## Teks
---------------
Senin, 04 Oktober 2010

Filsafat

MENELUSURI KEBENARAN WAHYU MELALUI SAINS



            Suatu kenikmatan yang ada pada diri manusia adalah akal pikiran yang membuat ia berbeda dengan makhluk lain di muka bumi.      Dengan akal pikiran itulah manusia dapat mencapai kemajuan yang bertangga-tangga dan merubah wajah dunia.
            Meski demikian, akal tetaplah berada di posisi ke-dua sebagai sumber pengetahuan, karena masih ada sumber pengetahuan yang jauh lebih tinggi daripada akal yakni wahyu. Wahyu ini tidak dapat dimiliki oleh sembarang orang. Hanya orang-orang dengan tingkat spiritual yang tinggilah yang dapat memilikinya, misalnya para nabi. Akan tetapi, dalam al-Qur’an (5:111) dinyatakan bahwa wahyu, dalam hal ini ilham, tidak hanya diberikan pada para nabi, tetapi juga pada orang-orang selain nabi.
            Filsafat modern telah menjadi penafsir sains dan menyusun hasil-hasil sains alam dan sosial ke dalam suatu pandangan dunia. Para penganjur sains dan filsafat berasumsi bahwa sains merupakan satu-satunya ilmu yang autentik. Penolakan terhadap realitas dan keberadaan Tuhan telah terlihat dalam filsafat ini. Metode-metodenya terutama adalah rasionalisme filosofis, rasionalisme sekuler, dan empirisme logis/filosofis. Mereka tidak percaya pada otoritas dan intuisi karena dianggap hanya dugaan belaka. Padahal perlu kita ketahui bahwa apabila hati lebih condong pada yang satu, dan menolak yang lain, maka ia telah masuk pada tahap kepastian, bukan dugaan. Karena kita sendiri telah mengetahui bahwa “Sesungguhnya dugaan itu tidak sedikitpun berguna untuk mencapai kebenaran” (QS 10:36).
            Pengakuan kita terhadap wahyu sebagai satu-satunya sumber ilmu tentang realitas dan kebenaran terakhir yang berkenaan dengan makhluk dan khaliq-nya telah memberikan landasan bagi suatu kerangka metafisika. Dalam kerangka inilah filsafat sains kita kembangkan sebagai sistem terpadu yang menerangkan realitas kebenaran dengan suatu cara yang tidak dapat dilakukan oleh metode-metode sekuler filsafat dan sains modern, yaitu rasionalisme filosofis dan empirisme logis.
            Kita telah mengetahui bahwa sumber dan metode ilmu adalah : indera, akal, intuisi, dan otoritas.
            Kita memahami intuisi sebagai intuisi terhadap suatu eksistensi. Berkenaan dengan intuisi pada tingkat-tingkat kebenaran yang lebih tinggi, intuisi tidak datang pada sembarang orang, tetapi pada orang yang dengan pencapaian intelektualnya, telah memahami hakikat keesaan Tuhan dan arti keesaan dalam suatu sistem metafisik terpadu.
---------------
## Daftar Baris

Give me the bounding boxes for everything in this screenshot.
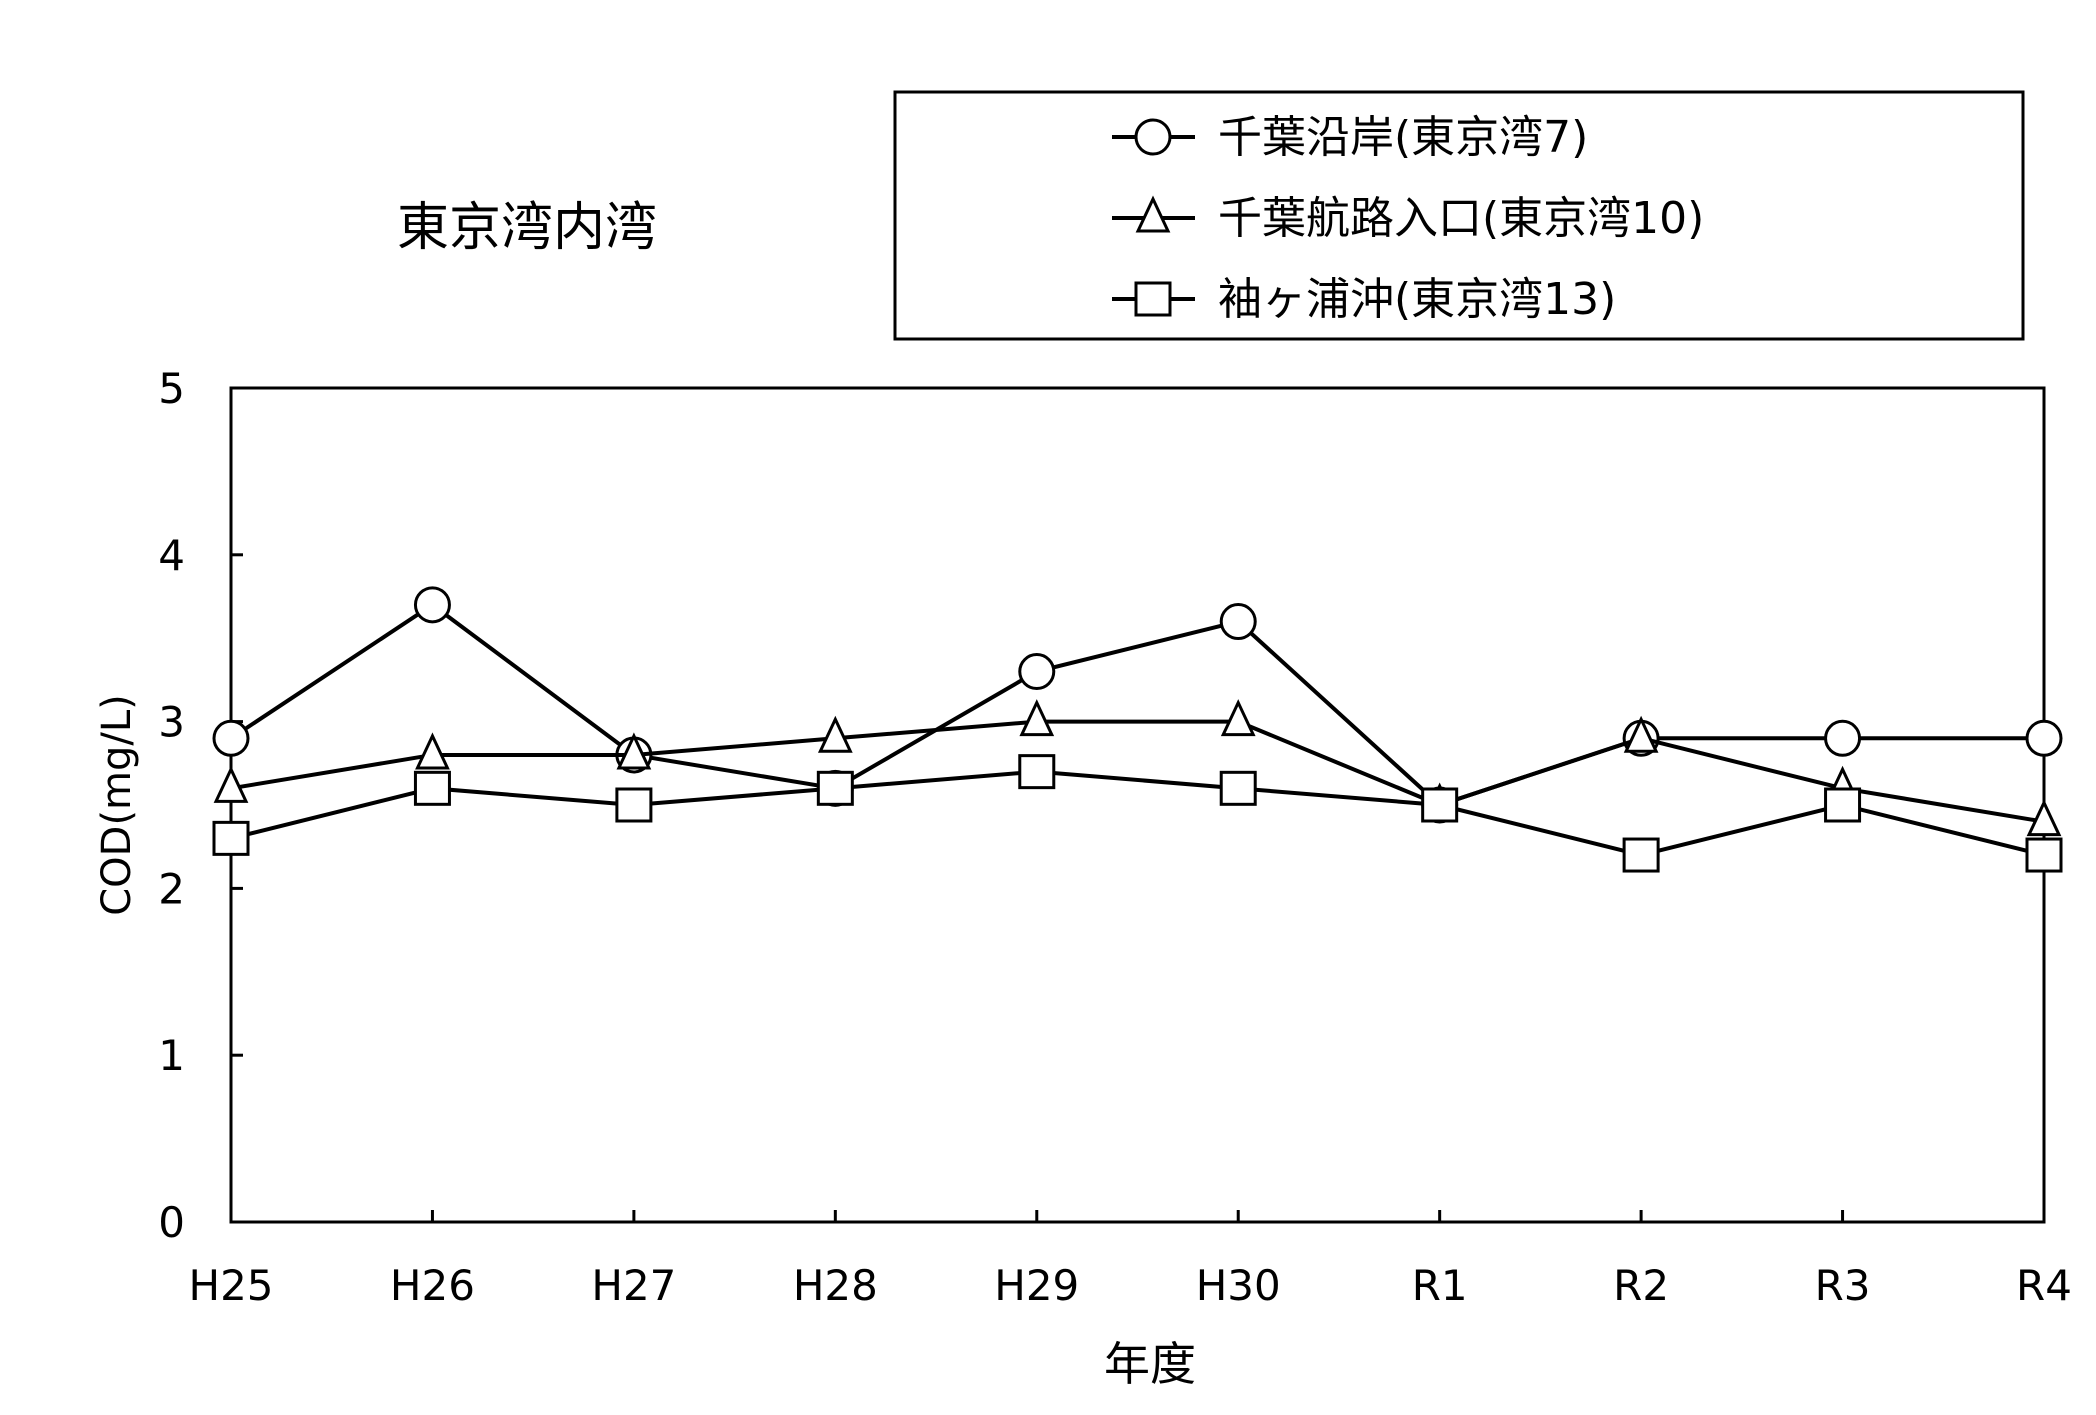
data-point	[212, 820, 250, 856]
legend-item: 袖ヶ浦沖(東京湾13)	[1112, 274, 1616, 325]
data-point	[212, 719, 250, 757]
legend-box	[893, 90, 2025, 341]
y-tick-label: 4	[158, 531, 185, 580]
x-tick-label: R4	[2016, 1261, 2072, 1310]
data-point	[817, 715, 853, 753]
legend: 千葉沿岸(東京湾7) 千葉航路入口(東京湾10) 袖ヶ浦沖(東京湾13)	[1112, 112, 1704, 325]
data-point	[1824, 719, 1862, 757]
legend-label: 千葉航路入口(東京湾10)	[1218, 193, 1704, 244]
y-tick-label: 3	[158, 698, 185, 747]
y-tick-label: 2	[158, 864, 185, 913]
x-tick-label: H26	[390, 1261, 475, 1310]
data-point	[1219, 603, 1257, 641]
y-tick-label: 1	[158, 1031, 185, 1080]
data-point	[1219, 770, 1257, 806]
legend-label: 千葉沿岸(東京湾7)	[1218, 112, 1588, 163]
series-line	[229, 602, 2044, 808]
x-tick-label: R3	[1815, 1261, 1871, 1310]
data-point	[616, 732, 652, 770]
x-tick-label: R2	[1613, 1261, 1669, 1310]
legend-marker	[1134, 281, 1172, 317]
legend-label: 袖ヶ浦沖(東京湾13)	[1218, 274, 1616, 325]
x-tick-label: R1	[1412, 1261, 1468, 1310]
data-point	[1220, 699, 1256, 737]
data-point	[413, 770, 451, 806]
data-point	[2025, 719, 2063, 757]
y-tick-label: 5	[158, 364, 185, 413]
series-circle	[212, 586, 2063, 824]
x-tick-label: H29	[994, 1261, 1079, 1310]
data-point	[413, 586, 451, 624]
data-point	[415, 732, 450, 770]
series-square	[212, 754, 2063, 873]
x-tick-label: H30	[1196, 1261, 1281, 1310]
data-point	[1019, 699, 1055, 737]
data-point	[2026, 799, 2062, 837]
chart-title: 東京湾内湾	[397, 198, 657, 258]
data-point	[1421, 787, 1459, 823]
data-point	[816, 770, 854, 806]
legend-item: 千葉沿岸(東京湾7)	[1112, 112, 1588, 163]
y-tick-label: 0	[158, 1198, 185, 1247]
x-tick-label: H27	[591, 1261, 676, 1310]
data-point	[1623, 715, 1659, 753]
x-axis: H25 H26 H27 H28 H29 H30 R1 R2 R3 R4	[188, 1210, 2072, 1310]
x-axis-label: 年度	[1104, 1337, 1196, 1391]
data-point	[213, 765, 249, 803]
legend-item: 千葉航路入口(東京湾10)	[1112, 193, 1704, 244]
series-triangle	[213, 699, 2062, 837]
series-group	[212, 586, 2063, 873]
legend-marker	[1135, 195, 1171, 233]
legend-marker	[1134, 118, 1172, 156]
data-point	[1622, 837, 1660, 873]
data-point	[1824, 787, 1862, 823]
y-axis-label: COD(mg/L)	[94, 694, 140, 916]
x-tick-label: H25	[188, 1261, 273, 1310]
series-line	[230, 769, 2045, 858]
data-point	[1018, 754, 1056, 790]
plot-area	[229, 386, 2046, 1224]
data-point	[2025, 837, 2063, 873]
data-point	[1018, 653, 1056, 691]
data-point	[615, 787, 653, 823]
series-line	[230, 719, 2045, 824]
x-tick-label: H28	[793, 1261, 878, 1310]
---------------
## Bagian Latihan
a - Tuliskan kembali tanpa perubahan bagian teks tentang wahyu dan sains yang diawali kata-kata "Kita memahami intuisi" dan diakhiri kata-kata "sistem metafisik terpadu.".
b - Jawablah pertanyaan berikut berdasarkan teks tentang wahyu dan sains.
(i) Siapa yang disebut sebagai contoh orang yang dapat memiliki wahyu?
(ii) Apa saja sumber dan metode ilmu yang disebutkan?
(iii) Ayat al-Qur'an mana yang dikutip tentang dugaan yang tidak berguna untuk mencapai kebenaran?
c - Tuliskan lanjutan teks tentang wahyu dan sains setelah kalimat terakhirnya.
Baris-baris tersebut tidak berkaitan dengan teks tentang wahyu dan sains.

## Kunci Jawaban
a -
Kita memahami intuisi sebagai intuisi terhadap suatu eksistensi. Berkenaan dengan intuisi pada tingkat-tingkat kebenaran yang lebih tinggi, intuisi tidak datang pada sembarang orang, tetapi pada orang yang dengan pencapaian intelektualnya, telah memahami hakikat keesaan Tuhan dan arti keesaan dalam suatu sistem metafisik terpadu.

b -
(i) Para nabi.
(ii) Indera, akal, intuisi, dan otoritas.
(iii) QS 10:36.

c -
            Mengenai laporan/otoritas yang benar sebagai jalan diperolehnya ilmu, ada dua macam, yaitu :
1.      Laporan yang disampaikan secara berangkai dan tidak terputus oleh sejumlah orang, dan tidak masuk akal jika mereka dianggap dengan sengaja bermaksud berbuat dusta bersama-sama;
2.      Laporan/pesan yang dibawa oleh rasul dan para nabi.
Otoritas jenis pertama dapat dipersoalkan oleh nalar dan pengalaman. Akan tetapi otoritas kedua yang juga dikukuhkan oleh kesepakatan umum, bersifat mutlak.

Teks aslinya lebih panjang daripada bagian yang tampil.